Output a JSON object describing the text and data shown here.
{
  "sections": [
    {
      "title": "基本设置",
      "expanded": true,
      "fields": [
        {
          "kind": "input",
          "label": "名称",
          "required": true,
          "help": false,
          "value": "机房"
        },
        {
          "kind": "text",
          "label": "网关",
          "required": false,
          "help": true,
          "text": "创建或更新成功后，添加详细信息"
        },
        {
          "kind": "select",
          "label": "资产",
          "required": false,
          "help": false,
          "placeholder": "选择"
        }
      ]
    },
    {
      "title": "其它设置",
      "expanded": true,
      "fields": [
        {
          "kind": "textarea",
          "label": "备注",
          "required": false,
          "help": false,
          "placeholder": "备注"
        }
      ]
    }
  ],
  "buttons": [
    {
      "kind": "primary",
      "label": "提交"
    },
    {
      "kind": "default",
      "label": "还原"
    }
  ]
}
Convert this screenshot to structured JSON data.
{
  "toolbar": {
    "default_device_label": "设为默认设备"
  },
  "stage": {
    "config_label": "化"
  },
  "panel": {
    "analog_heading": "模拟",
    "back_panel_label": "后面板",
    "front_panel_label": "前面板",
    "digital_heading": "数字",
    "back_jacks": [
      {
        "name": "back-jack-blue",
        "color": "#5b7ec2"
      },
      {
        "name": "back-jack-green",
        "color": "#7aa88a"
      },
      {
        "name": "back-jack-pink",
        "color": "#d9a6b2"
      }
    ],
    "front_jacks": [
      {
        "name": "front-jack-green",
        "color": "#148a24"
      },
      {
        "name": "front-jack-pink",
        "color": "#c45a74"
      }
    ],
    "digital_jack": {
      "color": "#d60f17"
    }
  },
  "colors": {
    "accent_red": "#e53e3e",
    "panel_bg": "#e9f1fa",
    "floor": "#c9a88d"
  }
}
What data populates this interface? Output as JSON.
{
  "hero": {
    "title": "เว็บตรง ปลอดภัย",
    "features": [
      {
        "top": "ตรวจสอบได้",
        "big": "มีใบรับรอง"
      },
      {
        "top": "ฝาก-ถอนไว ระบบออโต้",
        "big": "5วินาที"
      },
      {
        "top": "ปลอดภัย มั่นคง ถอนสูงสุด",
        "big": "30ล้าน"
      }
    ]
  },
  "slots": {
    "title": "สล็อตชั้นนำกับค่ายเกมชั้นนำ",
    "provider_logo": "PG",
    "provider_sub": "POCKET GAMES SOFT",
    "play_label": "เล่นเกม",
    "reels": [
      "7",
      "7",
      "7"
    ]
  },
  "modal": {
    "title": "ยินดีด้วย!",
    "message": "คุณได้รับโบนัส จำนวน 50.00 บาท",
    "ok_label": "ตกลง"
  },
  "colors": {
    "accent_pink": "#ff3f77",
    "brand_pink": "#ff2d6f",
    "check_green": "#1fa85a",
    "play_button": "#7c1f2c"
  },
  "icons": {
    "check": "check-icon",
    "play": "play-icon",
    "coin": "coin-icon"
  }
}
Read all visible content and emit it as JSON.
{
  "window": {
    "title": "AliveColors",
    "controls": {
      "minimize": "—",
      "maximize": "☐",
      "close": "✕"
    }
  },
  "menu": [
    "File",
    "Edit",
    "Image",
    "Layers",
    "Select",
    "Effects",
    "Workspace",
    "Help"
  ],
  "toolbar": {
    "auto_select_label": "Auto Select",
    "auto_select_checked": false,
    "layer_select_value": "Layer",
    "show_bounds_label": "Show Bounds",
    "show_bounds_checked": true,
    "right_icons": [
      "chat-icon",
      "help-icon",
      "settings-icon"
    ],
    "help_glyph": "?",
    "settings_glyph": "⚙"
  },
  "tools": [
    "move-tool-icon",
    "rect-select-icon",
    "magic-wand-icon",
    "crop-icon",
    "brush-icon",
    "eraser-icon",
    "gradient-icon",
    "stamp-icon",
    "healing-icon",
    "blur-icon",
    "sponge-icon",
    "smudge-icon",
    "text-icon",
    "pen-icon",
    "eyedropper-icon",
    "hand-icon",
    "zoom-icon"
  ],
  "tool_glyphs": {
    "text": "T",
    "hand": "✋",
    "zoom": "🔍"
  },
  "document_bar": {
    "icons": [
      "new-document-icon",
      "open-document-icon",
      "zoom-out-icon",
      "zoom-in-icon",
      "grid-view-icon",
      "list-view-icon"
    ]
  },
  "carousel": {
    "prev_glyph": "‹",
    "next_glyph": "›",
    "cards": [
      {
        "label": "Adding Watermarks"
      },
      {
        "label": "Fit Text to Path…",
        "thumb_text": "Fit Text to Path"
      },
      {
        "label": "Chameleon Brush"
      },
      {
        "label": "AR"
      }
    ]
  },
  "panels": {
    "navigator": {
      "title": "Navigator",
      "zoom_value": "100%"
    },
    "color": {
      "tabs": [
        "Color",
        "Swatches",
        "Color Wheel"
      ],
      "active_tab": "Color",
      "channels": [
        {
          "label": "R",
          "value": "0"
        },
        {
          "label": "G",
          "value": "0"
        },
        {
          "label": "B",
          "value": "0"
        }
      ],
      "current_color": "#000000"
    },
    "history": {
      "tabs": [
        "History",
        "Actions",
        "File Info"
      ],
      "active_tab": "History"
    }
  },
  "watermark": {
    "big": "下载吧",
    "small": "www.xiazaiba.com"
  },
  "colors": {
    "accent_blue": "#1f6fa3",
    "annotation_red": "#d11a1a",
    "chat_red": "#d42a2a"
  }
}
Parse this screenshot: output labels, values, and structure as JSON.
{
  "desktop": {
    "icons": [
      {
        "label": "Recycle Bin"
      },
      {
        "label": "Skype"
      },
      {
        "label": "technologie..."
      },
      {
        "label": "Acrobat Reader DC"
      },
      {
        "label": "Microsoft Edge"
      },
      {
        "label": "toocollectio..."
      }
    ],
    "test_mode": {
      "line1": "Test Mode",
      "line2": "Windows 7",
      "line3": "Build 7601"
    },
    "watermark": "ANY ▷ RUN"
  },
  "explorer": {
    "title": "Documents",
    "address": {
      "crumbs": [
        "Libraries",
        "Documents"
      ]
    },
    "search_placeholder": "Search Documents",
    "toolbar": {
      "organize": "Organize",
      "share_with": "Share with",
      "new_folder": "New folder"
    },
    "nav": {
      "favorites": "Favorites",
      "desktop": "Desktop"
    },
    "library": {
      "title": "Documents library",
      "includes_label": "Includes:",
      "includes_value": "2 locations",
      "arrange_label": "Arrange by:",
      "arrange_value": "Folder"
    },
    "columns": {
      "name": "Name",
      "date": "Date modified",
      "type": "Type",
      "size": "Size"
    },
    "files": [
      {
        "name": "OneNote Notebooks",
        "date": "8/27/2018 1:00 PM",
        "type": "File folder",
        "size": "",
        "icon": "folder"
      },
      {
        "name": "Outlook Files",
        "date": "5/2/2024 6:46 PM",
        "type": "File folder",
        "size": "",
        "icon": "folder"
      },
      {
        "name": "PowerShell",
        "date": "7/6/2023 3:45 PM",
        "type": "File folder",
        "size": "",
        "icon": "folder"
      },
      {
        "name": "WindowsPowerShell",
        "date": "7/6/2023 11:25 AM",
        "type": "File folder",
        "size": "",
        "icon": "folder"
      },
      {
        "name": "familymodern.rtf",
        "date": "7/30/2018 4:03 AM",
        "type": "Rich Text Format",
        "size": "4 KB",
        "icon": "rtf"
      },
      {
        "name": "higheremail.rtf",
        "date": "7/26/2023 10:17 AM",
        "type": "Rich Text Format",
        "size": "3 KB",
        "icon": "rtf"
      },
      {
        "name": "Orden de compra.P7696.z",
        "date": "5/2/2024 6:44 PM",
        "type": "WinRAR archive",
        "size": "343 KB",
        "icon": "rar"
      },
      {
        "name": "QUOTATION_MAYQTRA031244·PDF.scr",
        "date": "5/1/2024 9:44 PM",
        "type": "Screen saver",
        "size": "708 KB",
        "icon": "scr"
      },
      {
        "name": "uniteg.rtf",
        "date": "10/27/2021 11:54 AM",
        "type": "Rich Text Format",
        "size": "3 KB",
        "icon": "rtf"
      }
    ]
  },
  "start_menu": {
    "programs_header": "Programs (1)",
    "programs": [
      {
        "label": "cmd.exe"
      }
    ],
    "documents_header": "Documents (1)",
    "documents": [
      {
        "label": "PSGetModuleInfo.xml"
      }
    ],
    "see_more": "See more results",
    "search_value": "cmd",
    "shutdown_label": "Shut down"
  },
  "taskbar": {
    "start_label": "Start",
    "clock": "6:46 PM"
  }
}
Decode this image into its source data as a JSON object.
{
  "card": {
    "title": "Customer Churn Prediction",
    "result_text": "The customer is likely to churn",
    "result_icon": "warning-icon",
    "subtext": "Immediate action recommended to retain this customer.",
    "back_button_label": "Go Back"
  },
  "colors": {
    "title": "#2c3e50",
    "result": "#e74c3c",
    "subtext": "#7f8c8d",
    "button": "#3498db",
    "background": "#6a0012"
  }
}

__________

> **Task**: Read through the entries and copy each line in which "JSON" appears.

> **Finished answer**:
Output a JSON object describing the text and data shown here.
Convert this screenshot to structured JSON data.
What data populates this interface? Output as JSON.
Read all visible content and emit it as JSON.
Parse this screenshot: output labels, values, and structure as JSON.
Decode this image into its source data as a JSON object.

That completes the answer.